• [Aim of the task]:
Note how many lines contain "Gift" and give that number, with nothing else.

(Collection entries)
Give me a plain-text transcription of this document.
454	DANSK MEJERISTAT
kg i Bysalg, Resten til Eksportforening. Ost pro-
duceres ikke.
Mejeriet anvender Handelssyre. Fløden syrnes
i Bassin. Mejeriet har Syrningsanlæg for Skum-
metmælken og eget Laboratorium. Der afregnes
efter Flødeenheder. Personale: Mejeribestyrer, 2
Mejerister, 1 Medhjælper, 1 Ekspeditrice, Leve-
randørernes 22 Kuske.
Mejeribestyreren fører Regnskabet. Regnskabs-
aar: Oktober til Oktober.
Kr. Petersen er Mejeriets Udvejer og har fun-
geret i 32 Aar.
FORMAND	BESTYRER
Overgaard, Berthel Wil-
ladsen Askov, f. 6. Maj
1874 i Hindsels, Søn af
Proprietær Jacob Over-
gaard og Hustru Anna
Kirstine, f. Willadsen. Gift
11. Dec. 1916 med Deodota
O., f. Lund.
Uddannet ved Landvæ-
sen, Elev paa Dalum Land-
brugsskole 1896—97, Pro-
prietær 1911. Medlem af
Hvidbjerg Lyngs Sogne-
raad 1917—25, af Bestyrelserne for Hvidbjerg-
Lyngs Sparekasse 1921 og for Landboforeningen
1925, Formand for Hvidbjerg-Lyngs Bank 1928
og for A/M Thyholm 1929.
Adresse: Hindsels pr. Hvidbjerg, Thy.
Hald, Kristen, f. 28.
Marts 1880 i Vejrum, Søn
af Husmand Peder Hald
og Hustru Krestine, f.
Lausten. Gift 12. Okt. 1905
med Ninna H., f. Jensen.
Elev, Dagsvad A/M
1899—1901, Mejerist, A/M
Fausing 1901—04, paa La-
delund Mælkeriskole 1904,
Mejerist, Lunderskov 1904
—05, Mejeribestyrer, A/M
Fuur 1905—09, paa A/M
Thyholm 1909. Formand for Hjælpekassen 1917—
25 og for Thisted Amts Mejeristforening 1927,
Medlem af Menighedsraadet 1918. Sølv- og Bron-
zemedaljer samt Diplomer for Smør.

• [Task solution]:
2